* [Work instructions]
Pictures stay out; everything else in the records below is copied exactly.

* [Material provided]
[Begin]

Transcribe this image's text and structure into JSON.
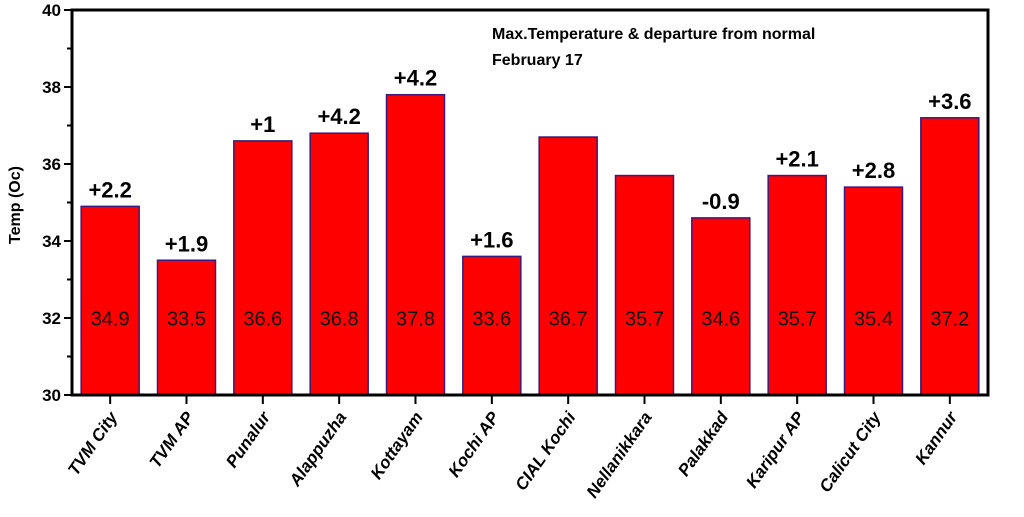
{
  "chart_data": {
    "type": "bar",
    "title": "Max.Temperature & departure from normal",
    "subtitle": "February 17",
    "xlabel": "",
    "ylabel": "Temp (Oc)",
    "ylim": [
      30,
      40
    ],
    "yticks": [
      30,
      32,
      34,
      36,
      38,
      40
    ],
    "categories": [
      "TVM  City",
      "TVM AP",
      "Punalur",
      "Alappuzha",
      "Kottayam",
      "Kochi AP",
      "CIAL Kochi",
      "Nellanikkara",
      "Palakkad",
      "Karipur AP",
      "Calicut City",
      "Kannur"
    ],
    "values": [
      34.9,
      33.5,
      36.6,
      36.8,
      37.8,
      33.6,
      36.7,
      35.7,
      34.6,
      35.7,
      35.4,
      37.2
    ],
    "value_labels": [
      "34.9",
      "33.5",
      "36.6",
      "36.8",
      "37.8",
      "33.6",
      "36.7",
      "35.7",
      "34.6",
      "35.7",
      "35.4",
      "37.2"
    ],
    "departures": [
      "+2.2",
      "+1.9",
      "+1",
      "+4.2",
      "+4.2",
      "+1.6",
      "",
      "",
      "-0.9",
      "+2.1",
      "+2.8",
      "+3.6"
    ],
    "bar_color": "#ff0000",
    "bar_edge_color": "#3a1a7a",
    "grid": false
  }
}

[End]

* [Output for this task]
Transcribe this image's text and structure into JSON.
{
  "chart_data": {
    "type": "bar",
    "title": "Max.Temperature & departure from normal",
    "subtitle": "February 17",
    "xlabel": "",
    "ylabel": "Temp (Oc)",
    "ylim": [
      30,
      40
    ],
    "yticks": [
      30,
      32,
      34,
      36,
      38,
      40
    ],
    "categories": [
      "TVM  City",
      "TVM AP",
      "Punalur",
      "Alappuzha",
      "Kottayam",
      "Kochi AP",
      "CIAL Kochi",
      "Nellanikkara",
      "Palakkad",
      "Karipur AP",
      "Calicut City",
      "Kannur"
    ],
    "values": [
      34.9,
      33.5,
      36.6,
      36.8,
      37.8,
      33.6,
      36.7,
      35.7,
      34.6,
      35.7,
      35.4,
      37.2
    ],
    "value_labels": [
      "34.9",
      "33.5",
      "36.6",
      "36.8",
      "37.8",
      "33.6",
      "36.7",
      "35.7",
      "34.6",
      "35.7",
      "35.4",
      "37.2"
    ],
    "departures": [
      "+2.2",
      "+1.9",
      "+1",
      "+4.2",
      "+4.2",
      "+1.6",
      "",
      "",
      "-0.9",
      "+2.1",
      "+2.8",
      "+3.6"
    ],
    "bar_color": "#ff0000",
    "bar_edge_color": "#3a1a7a",
    "grid": false
  }
}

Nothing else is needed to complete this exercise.